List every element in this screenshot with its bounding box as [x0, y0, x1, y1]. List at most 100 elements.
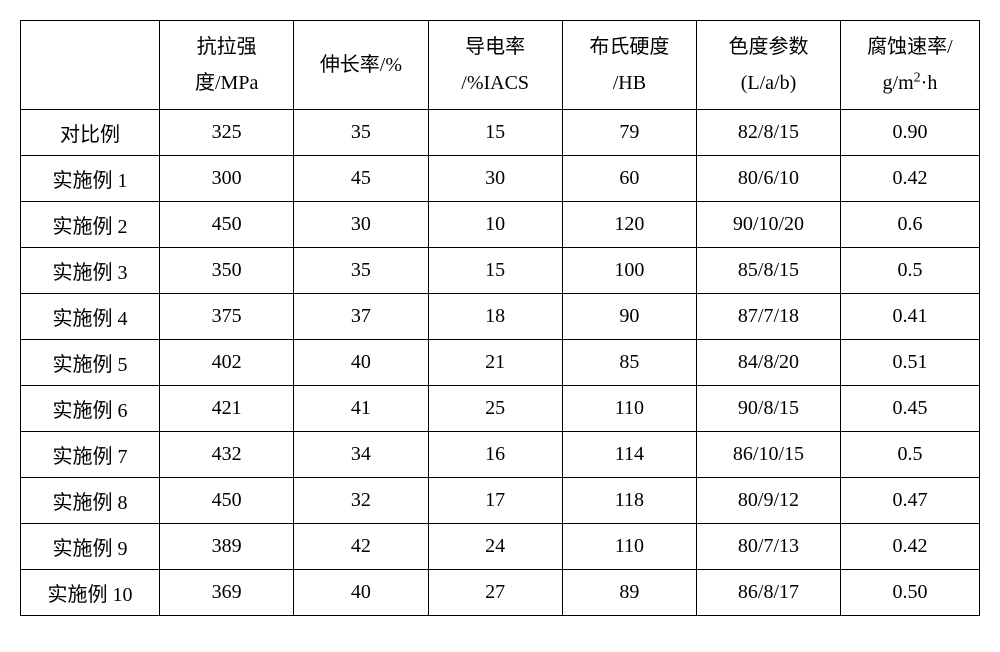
table-cell: 86/8/17 [697, 570, 841, 616]
table-cell: 114 [562, 432, 696, 478]
table-cell: 40 [294, 340, 428, 386]
table-cell: 120 [562, 202, 696, 248]
table-cell: 110 [562, 524, 696, 570]
table-cell: 0.45 [840, 386, 979, 432]
data-table-container: 抗拉强度/MPa 伸长率/% 导电率/%IACS 布氏硬度/HB 色度参数(L/… [20, 20, 980, 616]
table-row: 实施例 2450301012090/10/200.6 [21, 202, 980, 248]
table-row: 实施例 1036940278986/8/170.50 [21, 570, 980, 616]
table-cell: 0.41 [840, 294, 979, 340]
row-label: 实施例 10 [21, 570, 160, 616]
table-cell: 325 [160, 110, 294, 156]
table-cell: 27 [428, 570, 562, 616]
table-cell: 389 [160, 524, 294, 570]
table-cell: 60 [562, 156, 696, 202]
data-table: 抗拉强度/MPa 伸长率/% 导电率/%IACS 布氏硬度/HB 色度参数(L/… [20, 20, 980, 616]
table-cell: 450 [160, 202, 294, 248]
row-label: 实施例 2 [21, 202, 160, 248]
table-cell: 32 [294, 478, 428, 524]
table-cell: 34 [294, 432, 428, 478]
table-cell: 90/8/15 [697, 386, 841, 432]
table-cell: 90/10/20 [697, 202, 841, 248]
row-label: 实施例 5 [21, 340, 160, 386]
table-cell: 24 [428, 524, 562, 570]
table-cell: 82/8/15 [697, 110, 841, 156]
table-cell: 41 [294, 386, 428, 432]
table-cell: 15 [428, 248, 562, 294]
header-cell-tensile: 抗拉强度/MPa [160, 21, 294, 110]
table-cell: 90 [562, 294, 696, 340]
table-cell: 85 [562, 340, 696, 386]
table-cell: 89 [562, 570, 696, 616]
table-cell: 18 [428, 294, 562, 340]
table-cell: 450 [160, 478, 294, 524]
table-cell: 402 [160, 340, 294, 386]
row-label: 实施例 8 [21, 478, 160, 524]
table-cell: 30 [428, 156, 562, 202]
table-cell: 80/7/13 [697, 524, 841, 570]
table-cell: 0.6 [840, 202, 979, 248]
table-cell: 300 [160, 156, 294, 202]
row-label: 实施例 4 [21, 294, 160, 340]
table-cell: 40 [294, 570, 428, 616]
table-cell: 350 [160, 248, 294, 294]
table-cell: 37 [294, 294, 428, 340]
table-row: 实施例 6421412511090/8/150.45 [21, 386, 980, 432]
table-row: 对比例32535157982/8/150.90 [21, 110, 980, 156]
table-row: 实施例 130045306080/6/100.42 [21, 156, 980, 202]
header-cell-corrosion: 腐蚀速率/g/m2·h [840, 21, 979, 110]
table-cell: 110 [562, 386, 696, 432]
table-cell: 369 [160, 570, 294, 616]
row-label: 实施例 1 [21, 156, 160, 202]
table-cell: 17 [428, 478, 562, 524]
table-cell: 375 [160, 294, 294, 340]
table-row: 实施例 9389422411080/7/130.42 [21, 524, 980, 570]
header-cell-conductivity: 导电率/%IACS [428, 21, 562, 110]
table-cell: 100 [562, 248, 696, 294]
table-cell: 80/6/10 [697, 156, 841, 202]
table-cell: 0.42 [840, 156, 979, 202]
row-label: 实施例 7 [21, 432, 160, 478]
header-row: 抗拉强度/MPa 伸长率/% 导电率/%IACS 布氏硬度/HB 色度参数(L/… [21, 21, 980, 110]
table-cell: 0.51 [840, 340, 979, 386]
header-cell-color: 色度参数(L/a/b) [697, 21, 841, 110]
table-cell: 421 [160, 386, 294, 432]
row-label: 对比例 [21, 110, 160, 156]
table-cell: 42 [294, 524, 428, 570]
table-cell: 79 [562, 110, 696, 156]
header-cell-elongation: 伸长率/% [294, 21, 428, 110]
header-cell-hardness: 布氏硬度/HB [562, 21, 696, 110]
table-cell: 30 [294, 202, 428, 248]
row-label: 实施例 9 [21, 524, 160, 570]
table-cell: 25 [428, 386, 562, 432]
table-cell: 80/9/12 [697, 478, 841, 524]
table-row: 实施例 540240218584/8/200.51 [21, 340, 980, 386]
table-cell: 10 [428, 202, 562, 248]
table-row: 实施例 8450321711880/9/120.47 [21, 478, 980, 524]
table-cell: 84/8/20 [697, 340, 841, 386]
row-label: 实施例 6 [21, 386, 160, 432]
table-cell: 0.5 [840, 432, 979, 478]
table-cell: 85/8/15 [697, 248, 841, 294]
table-cell: 0.5 [840, 248, 979, 294]
table-cell: 35 [294, 248, 428, 294]
row-label: 实施例 3 [21, 248, 160, 294]
table-row: 实施例 3350351510085/8/150.5 [21, 248, 980, 294]
table-row: 实施例 7432341611486/10/150.5 [21, 432, 980, 478]
table-cell: 0.90 [840, 110, 979, 156]
table-cell: 21 [428, 340, 562, 386]
table-cell: 87/7/18 [697, 294, 841, 340]
table-cell: 0.47 [840, 478, 979, 524]
header-cell-empty [21, 21, 160, 110]
table-header: 抗拉强度/MPa 伸长率/% 导电率/%IACS 布氏硬度/HB 色度参数(L/… [21, 21, 980, 110]
table-cell: 0.42 [840, 524, 979, 570]
table-cell: 45 [294, 156, 428, 202]
table-cell: 0.50 [840, 570, 979, 616]
table-cell: 432 [160, 432, 294, 478]
table-cell: 118 [562, 478, 696, 524]
table-cell: 86/10/15 [697, 432, 841, 478]
table-cell: 15 [428, 110, 562, 156]
table-body: 对比例32535157982/8/150.90实施例 130045306080/… [21, 110, 980, 616]
table-cell: 35 [294, 110, 428, 156]
table-row: 实施例 437537189087/7/180.41 [21, 294, 980, 340]
table-cell: 16 [428, 432, 562, 478]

— Challenge —
Reproduce the lines of the records from the line that contains "table-cell: 86/8/17 [697, 570, 841, 616]" through the line that contains "table-cell: 60 [562, 156, 696, 202]", substituting "row-header" for "row-label" and keeping everything else the same.

— Result of the exercise —
table-cell: 86/8/17 [697, 570, 841, 616]
table-cell: 114 [562, 432, 696, 478]
table-cell: 40 [294, 340, 428, 386]
table-cell: 120 [562, 202, 696, 248]
table-cell: 110 [562, 524, 696, 570]
table-cell: 0.45 [840, 386, 979, 432]
data-table-container: 抗拉强度/MPa 伸长率/% 导电率/%IACS 布氏硬度/HB 色度参数(L/… [20, 20, 980, 616]
table-row: 实施例 2450301012090/10/200.6 [21, 202, 980, 248]
table-row: 实施例 1036940278986/8/170.50 [21, 570, 980, 616]
table-cell: 0.41 [840, 294, 979, 340]
row-header: 实施例 10 [21, 570, 160, 616]
table-cell: 325 [160, 110, 294, 156]
table-cell: 27 [428, 570, 562, 616]
table-cell: 389 [160, 524, 294, 570]
table-cell: 60 [562, 156, 696, 202]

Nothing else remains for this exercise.